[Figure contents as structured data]
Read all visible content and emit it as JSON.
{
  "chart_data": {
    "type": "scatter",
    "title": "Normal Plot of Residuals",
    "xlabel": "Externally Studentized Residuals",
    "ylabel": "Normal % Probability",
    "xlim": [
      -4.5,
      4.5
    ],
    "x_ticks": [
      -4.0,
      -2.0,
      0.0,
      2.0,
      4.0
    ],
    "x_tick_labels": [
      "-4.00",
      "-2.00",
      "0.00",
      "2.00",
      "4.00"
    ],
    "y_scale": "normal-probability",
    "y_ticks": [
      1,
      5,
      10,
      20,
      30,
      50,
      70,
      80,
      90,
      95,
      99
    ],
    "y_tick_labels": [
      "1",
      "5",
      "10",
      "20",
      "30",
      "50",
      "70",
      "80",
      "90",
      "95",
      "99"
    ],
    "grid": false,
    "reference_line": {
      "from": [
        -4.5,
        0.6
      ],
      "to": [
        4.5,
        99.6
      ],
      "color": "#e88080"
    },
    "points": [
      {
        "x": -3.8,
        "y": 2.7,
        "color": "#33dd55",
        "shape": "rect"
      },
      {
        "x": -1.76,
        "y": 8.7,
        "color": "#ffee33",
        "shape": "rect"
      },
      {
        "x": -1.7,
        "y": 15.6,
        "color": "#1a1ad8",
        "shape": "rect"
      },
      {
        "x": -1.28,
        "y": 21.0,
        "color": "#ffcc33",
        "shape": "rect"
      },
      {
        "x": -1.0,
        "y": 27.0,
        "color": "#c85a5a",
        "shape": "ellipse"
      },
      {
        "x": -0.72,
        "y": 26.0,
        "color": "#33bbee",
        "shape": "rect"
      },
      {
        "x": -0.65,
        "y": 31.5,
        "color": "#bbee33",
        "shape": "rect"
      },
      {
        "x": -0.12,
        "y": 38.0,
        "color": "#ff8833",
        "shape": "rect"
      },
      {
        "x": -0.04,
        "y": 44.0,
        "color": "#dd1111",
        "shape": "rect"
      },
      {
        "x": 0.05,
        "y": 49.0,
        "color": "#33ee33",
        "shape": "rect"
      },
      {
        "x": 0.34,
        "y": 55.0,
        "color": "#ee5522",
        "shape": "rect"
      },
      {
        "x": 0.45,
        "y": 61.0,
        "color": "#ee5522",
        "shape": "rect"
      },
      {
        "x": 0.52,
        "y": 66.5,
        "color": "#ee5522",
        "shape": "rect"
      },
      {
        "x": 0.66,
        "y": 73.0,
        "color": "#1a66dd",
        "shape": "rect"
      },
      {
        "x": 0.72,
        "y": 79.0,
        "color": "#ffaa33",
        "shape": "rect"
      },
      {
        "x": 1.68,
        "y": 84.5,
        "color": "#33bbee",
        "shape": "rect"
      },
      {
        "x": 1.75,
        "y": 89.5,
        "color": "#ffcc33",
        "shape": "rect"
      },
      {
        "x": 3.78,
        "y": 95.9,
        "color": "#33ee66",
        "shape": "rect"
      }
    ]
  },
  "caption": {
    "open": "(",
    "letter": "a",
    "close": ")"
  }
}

▶ WHAT NEEDS TO BE DONE
Go through the material above line by line and copy it exactly.

▶ COMPLETE ANSWER
Read all visible content and emit it as JSON.
{
  "chart_data": {
    "type": "scatter",
    "title": "Normal Plot of Residuals",
    "xlabel": "Externally Studentized Residuals",
    "ylabel": "Normal % Probability",
    "xlim": [
      -4.5,
      4.5
    ],
    "x_ticks": [
      -4.0,
      -2.0,
      0.0,
      2.0,
      4.0
    ],
    "x_tick_labels": [
      "-4.00",
      "-2.00",
      "0.00",
      "2.00",
      "4.00"
    ],
    "y_scale": "normal-probability",
    "y_ticks": [
      1,
      5,
      10,
      20,
      30,
      50,
      70,
      80,
      90,
      95,
      99
    ],
    "y_tick_labels": [
      "1",
      "5",
      "10",
      "20",
      "30",
      "50",
      "70",
      "80",
      "90",
      "95",
      "99"
    ],
    "grid": false,
    "reference_line": {
      "from": [
        -4.5,
        0.6
      ],
      "to": [
        4.5,
        99.6
      ],
      "color": "#e88080"
    },
    "points": [
      {
        "x": -3.8,
        "y": 2.7,
        "color": "#33dd55",
        "shape": "rect"
      },
      {
        "x": -1.76,
        "y": 8.7,
        "color": "#ffee33",
        "shape": "rect"
      },
      {
        "x": -1.7,
        "y": 15.6,
        "color": "#1a1ad8",
        "shape": "rect"
      },
      {
        "x": -1.28,
        "y": 21.0,
        "color": "#ffcc33",
        "shape": "rect"
      },
      {
        "x": -1.0,
        "y": 27.0,
        "color": "#c85a5a",
        "shape": "ellipse"
      },
      {
        "x": -0.72,
        "y": 26.0,
        "color": "#33bbee",
        "shape": "rect"
      },
      {
        "x": -0.65,
        "y": 31.5,
        "color": "#bbee33",
        "shape": "rect"
      },
      {
        "x": -0.12,
        "y": 38.0,
        "color": "#ff8833",
        "shape": "rect"
      },
      {
        "x": -0.04,
        "y": 44.0,
        "color": "#dd1111",
        "shape": "rect"
      },
      {
        "x": 0.05,
        "y": 49.0,
        "color": "#33ee33",
        "shape": "rect"
      },
      {
        "x": 0.34,
        "y": 55.0,
        "color": "#ee5522",
        "shape": "rect"
      },
      {
        "x": 0.45,
        "y": 61.0,
        "color": "#ee5522",
        "shape": "rect"
      },
      {
        "x": 0.52,
        "y": 66.5,
        "color": "#ee5522",
        "shape": "rect"
      },
      {
        "x": 0.66,
        "y": 73.0,
        "color": "#1a66dd",
        "shape": "rect"
      },
      {
        "x": 0.72,
        "y": 79.0,
        "color": "#ffaa33",
        "shape": "rect"
      },
      {
        "x": 1.68,
        "y": 84.5,
        "color": "#33bbee",
        "shape": "rect"
      },
      {
        "x": 1.75,
        "y": 89.5,
        "color": "#ffcc33",
        "shape": "rect"
      },
      {
        "x": 3.78,
        "y": 95.9,
        "color": "#33ee66",
        "shape": "rect"
      }
    ]
  },
  "caption": {
    "open": "(",
    "letter": "a",
    "close": ")"
  }
}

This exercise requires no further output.